▶ _Data records_:

┌────────

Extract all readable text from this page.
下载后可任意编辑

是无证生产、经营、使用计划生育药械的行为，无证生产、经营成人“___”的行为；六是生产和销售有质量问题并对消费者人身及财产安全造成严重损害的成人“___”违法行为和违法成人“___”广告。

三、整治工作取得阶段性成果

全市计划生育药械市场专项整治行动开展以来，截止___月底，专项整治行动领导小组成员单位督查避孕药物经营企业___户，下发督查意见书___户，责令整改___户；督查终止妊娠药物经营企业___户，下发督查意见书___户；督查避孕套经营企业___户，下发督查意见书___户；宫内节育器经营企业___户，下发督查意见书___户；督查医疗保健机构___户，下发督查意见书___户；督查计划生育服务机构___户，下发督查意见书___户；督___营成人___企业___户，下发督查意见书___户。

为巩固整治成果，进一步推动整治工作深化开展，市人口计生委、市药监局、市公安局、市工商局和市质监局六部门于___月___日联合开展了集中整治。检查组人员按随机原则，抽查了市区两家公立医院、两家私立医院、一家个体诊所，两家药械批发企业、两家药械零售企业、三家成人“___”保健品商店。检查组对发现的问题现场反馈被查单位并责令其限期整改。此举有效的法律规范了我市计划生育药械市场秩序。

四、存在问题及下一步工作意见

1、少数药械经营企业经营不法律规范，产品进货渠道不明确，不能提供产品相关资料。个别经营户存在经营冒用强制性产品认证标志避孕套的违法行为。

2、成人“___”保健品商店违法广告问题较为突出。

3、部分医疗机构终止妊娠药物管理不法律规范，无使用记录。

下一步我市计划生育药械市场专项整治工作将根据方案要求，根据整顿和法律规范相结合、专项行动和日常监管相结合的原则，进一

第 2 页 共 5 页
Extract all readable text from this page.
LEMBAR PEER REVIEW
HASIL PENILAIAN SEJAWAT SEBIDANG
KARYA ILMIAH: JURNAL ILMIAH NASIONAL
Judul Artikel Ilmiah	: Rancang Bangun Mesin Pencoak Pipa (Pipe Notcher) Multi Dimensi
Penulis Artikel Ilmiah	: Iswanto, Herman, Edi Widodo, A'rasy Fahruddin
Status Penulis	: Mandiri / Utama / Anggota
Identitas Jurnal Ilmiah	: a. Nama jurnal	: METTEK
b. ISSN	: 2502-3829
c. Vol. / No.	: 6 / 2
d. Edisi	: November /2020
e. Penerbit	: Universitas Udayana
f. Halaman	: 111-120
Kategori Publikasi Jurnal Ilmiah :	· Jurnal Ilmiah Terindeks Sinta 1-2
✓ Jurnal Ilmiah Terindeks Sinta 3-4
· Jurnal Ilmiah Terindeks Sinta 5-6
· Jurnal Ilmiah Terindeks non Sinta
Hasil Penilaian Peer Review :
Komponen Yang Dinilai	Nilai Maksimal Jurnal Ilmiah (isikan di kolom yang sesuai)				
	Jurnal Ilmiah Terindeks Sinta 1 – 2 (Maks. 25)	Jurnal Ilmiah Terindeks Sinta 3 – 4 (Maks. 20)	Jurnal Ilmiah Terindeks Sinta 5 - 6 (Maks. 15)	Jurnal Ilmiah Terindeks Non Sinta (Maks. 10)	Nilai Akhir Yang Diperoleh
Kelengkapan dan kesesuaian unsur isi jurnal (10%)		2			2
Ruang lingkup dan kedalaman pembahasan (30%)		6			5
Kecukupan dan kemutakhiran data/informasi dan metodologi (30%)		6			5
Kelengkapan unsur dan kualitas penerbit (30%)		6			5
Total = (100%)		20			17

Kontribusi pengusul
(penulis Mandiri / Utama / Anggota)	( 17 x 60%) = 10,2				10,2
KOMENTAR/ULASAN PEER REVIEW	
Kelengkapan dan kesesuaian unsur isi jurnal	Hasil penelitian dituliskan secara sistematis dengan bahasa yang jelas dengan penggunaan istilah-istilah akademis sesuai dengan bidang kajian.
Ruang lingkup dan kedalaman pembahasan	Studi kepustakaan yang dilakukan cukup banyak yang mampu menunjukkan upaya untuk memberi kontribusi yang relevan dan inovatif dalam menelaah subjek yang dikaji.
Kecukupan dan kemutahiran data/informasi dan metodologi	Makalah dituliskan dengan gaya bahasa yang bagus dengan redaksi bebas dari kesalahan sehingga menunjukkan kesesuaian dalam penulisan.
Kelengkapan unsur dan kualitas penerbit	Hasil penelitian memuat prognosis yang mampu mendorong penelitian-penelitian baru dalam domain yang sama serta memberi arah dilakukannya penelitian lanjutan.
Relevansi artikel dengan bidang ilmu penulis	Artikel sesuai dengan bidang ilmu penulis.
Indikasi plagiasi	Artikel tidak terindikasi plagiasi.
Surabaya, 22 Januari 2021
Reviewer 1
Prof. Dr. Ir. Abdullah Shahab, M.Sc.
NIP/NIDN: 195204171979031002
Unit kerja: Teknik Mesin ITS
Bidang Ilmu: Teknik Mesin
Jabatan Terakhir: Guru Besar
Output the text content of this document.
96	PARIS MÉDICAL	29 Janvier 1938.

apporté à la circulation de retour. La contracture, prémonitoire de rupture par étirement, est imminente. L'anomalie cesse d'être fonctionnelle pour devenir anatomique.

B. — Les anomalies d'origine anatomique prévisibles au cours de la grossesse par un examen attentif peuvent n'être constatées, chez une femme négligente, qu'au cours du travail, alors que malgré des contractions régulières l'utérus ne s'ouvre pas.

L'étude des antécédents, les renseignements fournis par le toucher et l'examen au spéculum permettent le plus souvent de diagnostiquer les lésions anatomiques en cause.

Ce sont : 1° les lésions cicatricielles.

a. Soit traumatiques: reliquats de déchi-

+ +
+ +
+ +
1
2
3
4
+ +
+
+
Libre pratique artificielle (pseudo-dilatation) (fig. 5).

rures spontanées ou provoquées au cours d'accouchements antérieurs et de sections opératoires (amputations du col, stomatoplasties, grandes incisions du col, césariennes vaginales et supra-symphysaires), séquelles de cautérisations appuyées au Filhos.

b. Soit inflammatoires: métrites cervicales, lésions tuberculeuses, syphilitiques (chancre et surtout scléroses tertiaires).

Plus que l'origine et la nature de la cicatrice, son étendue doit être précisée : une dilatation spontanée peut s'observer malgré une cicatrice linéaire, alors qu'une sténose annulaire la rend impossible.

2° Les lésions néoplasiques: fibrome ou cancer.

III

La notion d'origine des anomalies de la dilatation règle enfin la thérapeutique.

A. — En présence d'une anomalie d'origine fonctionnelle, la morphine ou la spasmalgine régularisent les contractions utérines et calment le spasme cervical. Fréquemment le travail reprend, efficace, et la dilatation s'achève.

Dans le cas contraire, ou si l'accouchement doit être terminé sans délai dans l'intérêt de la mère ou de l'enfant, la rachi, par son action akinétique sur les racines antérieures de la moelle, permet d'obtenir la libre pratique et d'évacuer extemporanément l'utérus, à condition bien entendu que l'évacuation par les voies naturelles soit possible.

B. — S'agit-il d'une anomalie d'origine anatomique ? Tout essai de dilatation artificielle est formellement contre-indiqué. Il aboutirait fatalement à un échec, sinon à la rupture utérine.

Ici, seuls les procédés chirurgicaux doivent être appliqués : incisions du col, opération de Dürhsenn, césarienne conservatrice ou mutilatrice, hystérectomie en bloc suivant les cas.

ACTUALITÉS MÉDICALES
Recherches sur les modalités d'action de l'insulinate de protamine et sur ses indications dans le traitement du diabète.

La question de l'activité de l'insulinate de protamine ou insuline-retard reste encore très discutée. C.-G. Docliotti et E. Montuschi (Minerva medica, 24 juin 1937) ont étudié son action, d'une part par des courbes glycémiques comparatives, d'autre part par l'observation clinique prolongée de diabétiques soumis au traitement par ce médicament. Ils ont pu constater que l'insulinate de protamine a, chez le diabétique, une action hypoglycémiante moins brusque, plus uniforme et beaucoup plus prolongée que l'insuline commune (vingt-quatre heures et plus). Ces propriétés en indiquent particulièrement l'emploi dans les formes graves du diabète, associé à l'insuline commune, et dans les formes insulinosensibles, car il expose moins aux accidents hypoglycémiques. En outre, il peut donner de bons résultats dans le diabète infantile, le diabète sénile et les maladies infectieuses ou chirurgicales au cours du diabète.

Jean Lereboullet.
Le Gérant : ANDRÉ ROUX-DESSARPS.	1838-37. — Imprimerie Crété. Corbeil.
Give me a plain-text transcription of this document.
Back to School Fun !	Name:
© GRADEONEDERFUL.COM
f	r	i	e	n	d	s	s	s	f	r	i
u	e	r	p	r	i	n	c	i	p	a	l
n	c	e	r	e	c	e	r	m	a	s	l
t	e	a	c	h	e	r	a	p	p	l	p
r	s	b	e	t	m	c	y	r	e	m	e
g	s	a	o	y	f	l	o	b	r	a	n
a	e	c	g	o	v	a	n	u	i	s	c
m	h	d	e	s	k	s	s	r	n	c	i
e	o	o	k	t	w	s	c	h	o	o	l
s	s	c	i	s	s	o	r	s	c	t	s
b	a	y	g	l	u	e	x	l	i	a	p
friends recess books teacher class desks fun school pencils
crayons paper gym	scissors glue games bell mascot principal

└────────

▶ _STATED PROBLEM_: Copy every single line of the material above that holds "incisions".

▶ _EXPECTED ANSWER_:
rures spontanées ou provoquées au cours d'accouchements antérieurs et de sections opératoires (amputations du col, stomatoplasties, grandes incisions du col, césariennes vaginales et supra-symphysaires), séquelles de cautérisations appuyées au Filhos.
Ici, seuls les procédés chirurgicaux doivent être appliqués : incisions du col, opération de Dürhsenn, césarienne conservatrice ou mutilatrice, hystérectomie en bloc suivant les cas.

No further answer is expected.